THE PROBLEM: Pull every line containing the word "ffffff" from the records.

ENTRIES:
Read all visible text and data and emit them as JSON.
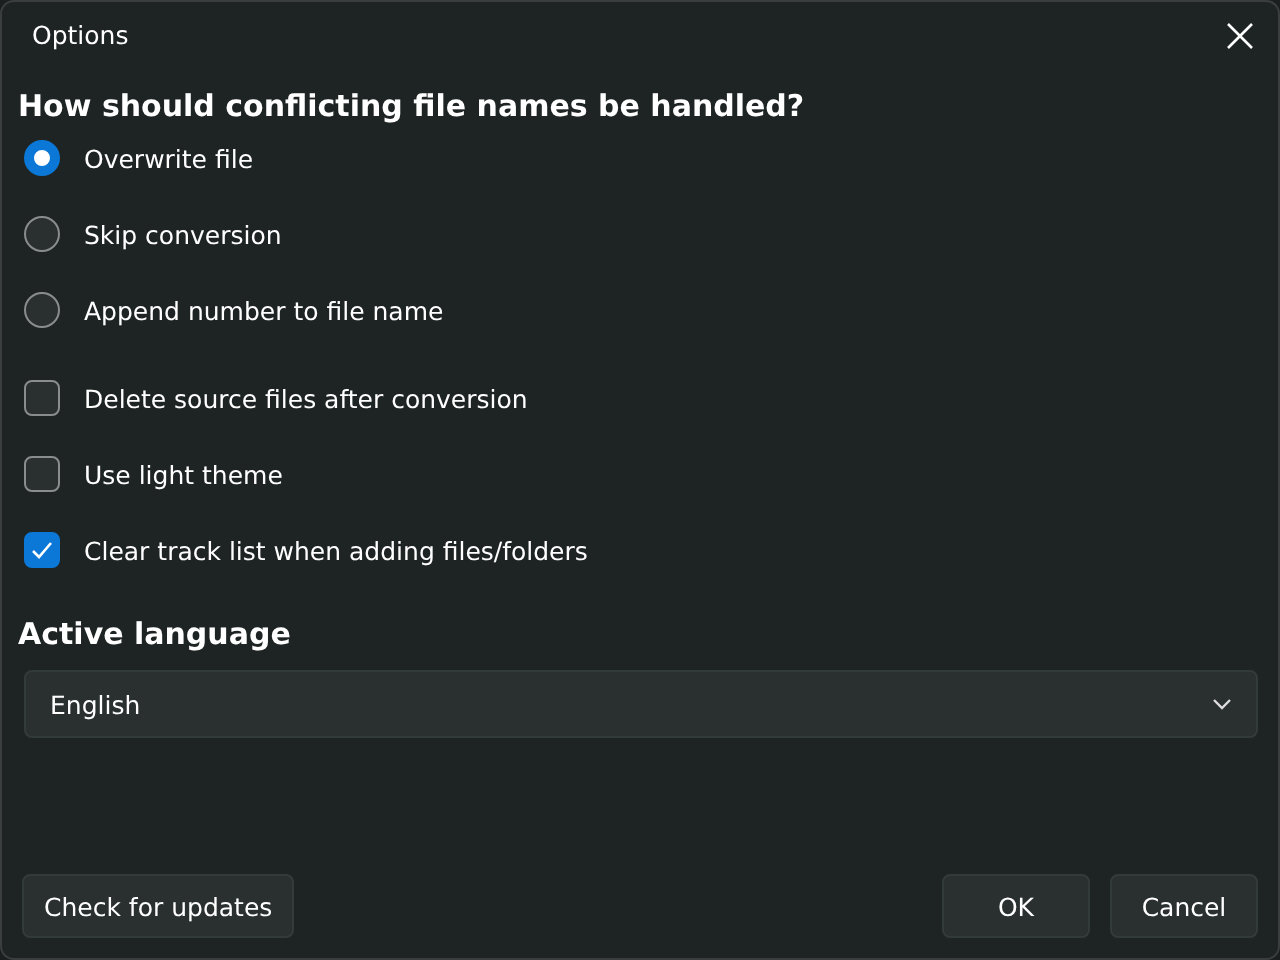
{
  "window": {
    "title": "Options"
  },
  "conflict": {
    "heading": "How should conflicting file names be handled?",
    "options": [
      {
        "label": "Overwrite file",
        "selected": true
      },
      {
        "label": "Skip conversion",
        "selected": false
      },
      {
        "label": "Append number to file name",
        "selected": false
      }
    ]
  },
  "settings": [
    {
      "label": "Delete source files after conversion",
      "checked": false
    },
    {
      "label": "Use light theme",
      "checked": false
    },
    {
      "label": "Clear track list when adding files/folders",
      "checked": true
    }
  ],
  "language": {
    "heading": "Active language",
    "value": "English"
  },
  "buttons": {
    "left": "Check for updates",
    "ok": "OK",
    "cancel": "Cancel"
  }
}
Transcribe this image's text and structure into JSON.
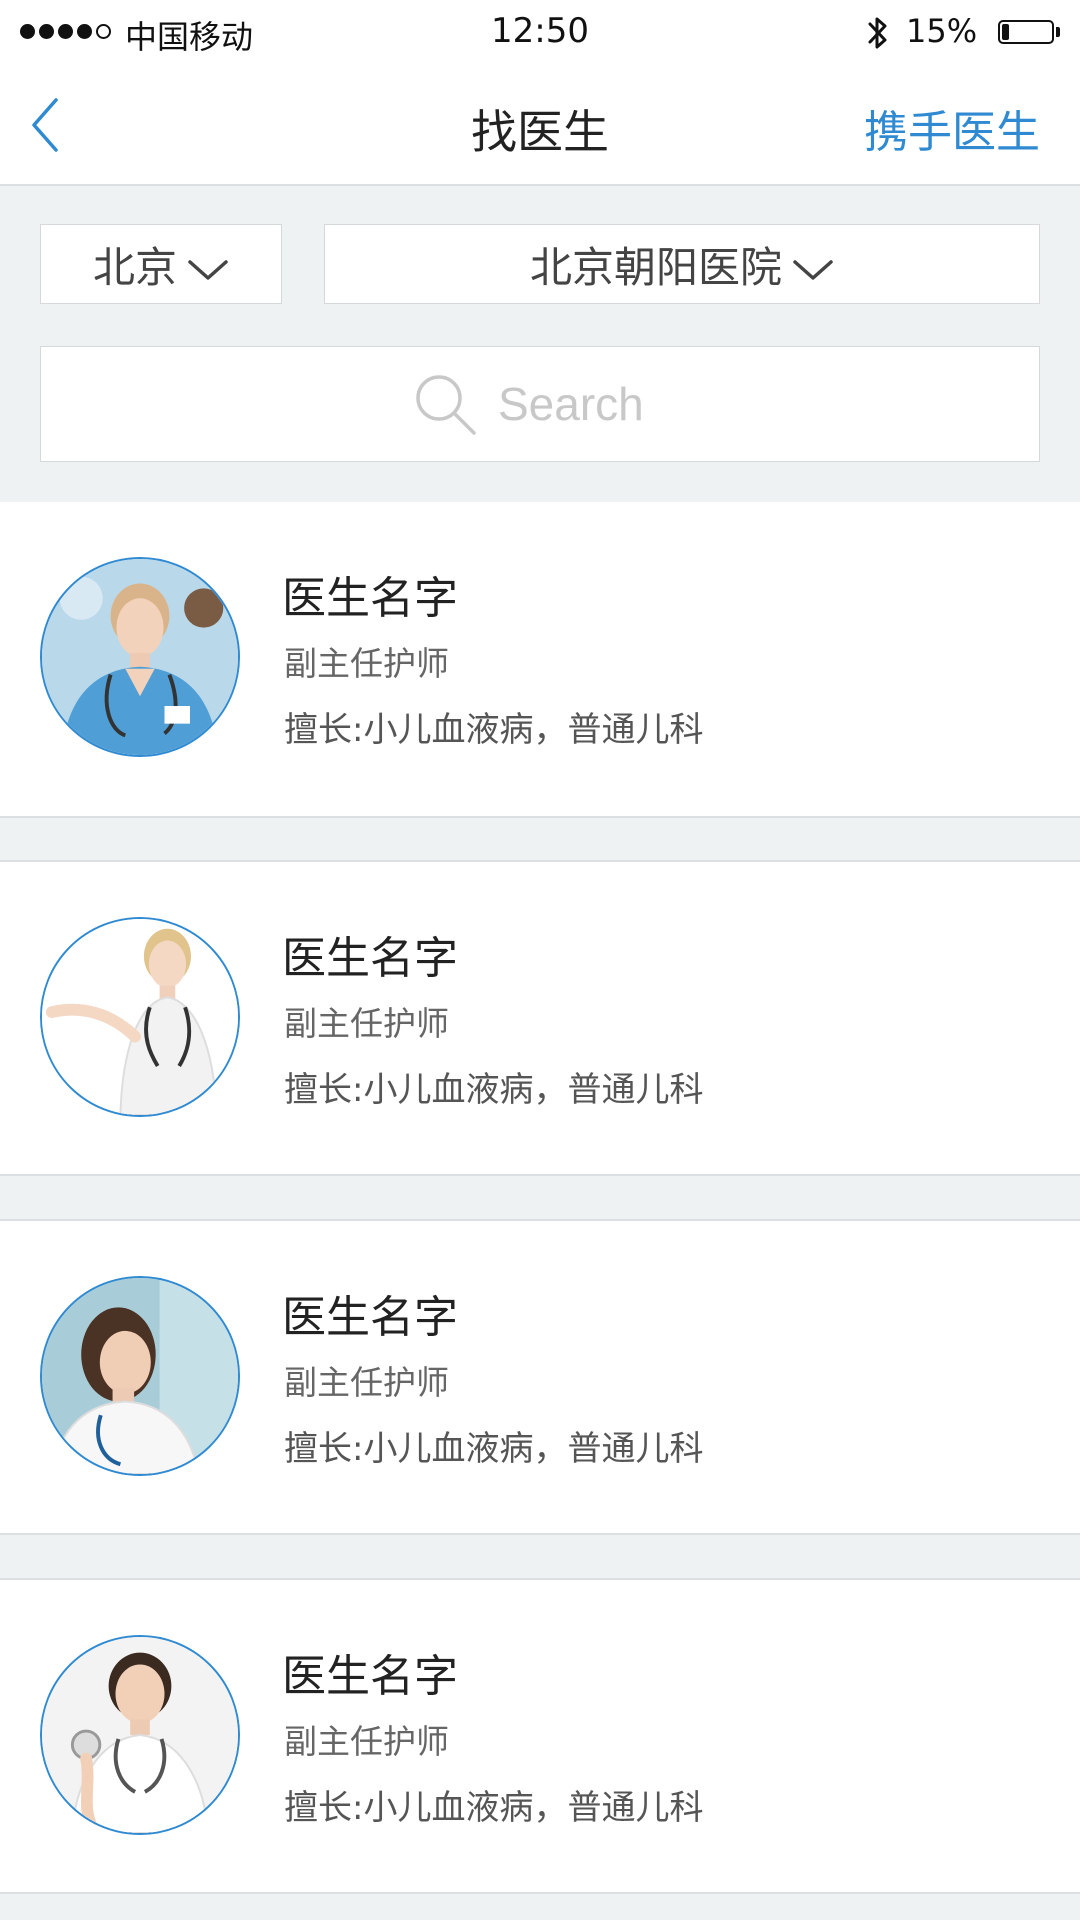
{
  "status_bar": {
    "carrier": "中国移动",
    "time": "12:50",
    "battery": "15%",
    "battery_level": 0.15,
    "signal_bars_filled": 4,
    "signal_bars_total": 5
  },
  "nav": {
    "back_icon": "chevron-left-icon",
    "title": "找医生",
    "right_action": "携手医生"
  },
  "filters": {
    "city": "北京",
    "hospital": "北京朝阳医院",
    "dropdown_icon": "chevron-down-icon"
  },
  "search": {
    "placeholder": "Search",
    "icon": "search-icon"
  },
  "doctors": [
    {
      "name": "医生名字",
      "title": "副主任护师",
      "specialty": "擅长:小儿血液病，普通儿科",
      "avatar_bg": "#b9d8ea",
      "scrub": "#4f9fd6"
    },
    {
      "name": "医生名字",
      "title": "副主任护师",
      "specialty": "擅长:小儿血液病，普通儿科",
      "avatar_bg": "#ffffff",
      "scrub": "#f2f2f2"
    },
    {
      "name": "医生名字",
      "title": "副主任护师",
      "specialty": "擅长:小儿血液病，普通儿科",
      "avatar_bg": "#a9cdd8",
      "scrub": "#f7f7f7"
    },
    {
      "name": "医生名字",
      "title": "副主任护师",
      "specialty": "擅长:小儿血液病，普通儿科",
      "avatar_bg": "#f3f3f3",
      "scrub": "#ffffff"
    }
  ],
  "colors": {
    "accent": "#2f8ad2",
    "background": "#eff2f3",
    "divider": "#dcdfe1"
  }
}
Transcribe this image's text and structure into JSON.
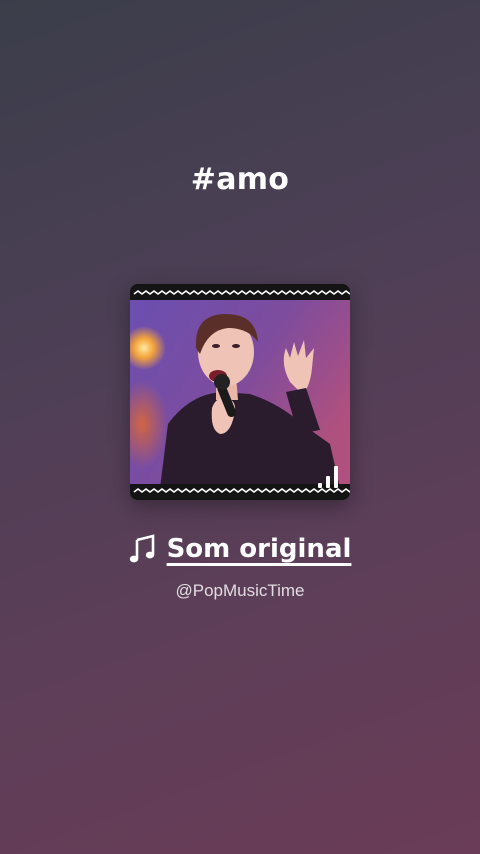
{
  "hashtag": "#amo",
  "sound": {
    "icon": "music-note-icon",
    "title": "Som original",
    "handle": "@PopMusicTime"
  },
  "card": {
    "image_description_icon": "video-thumbnail",
    "equalizer_icon": "equalizer-bars-icon"
  },
  "colors": {
    "background_top": "#3b3e4a",
    "background_bottom": "#6a3c57",
    "text": "#ffffff"
  }
}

TASK RESULT:
      "avatar_bg": "#ffffff",
      "scrub": "#ffffff"
    "text": "#ffffff"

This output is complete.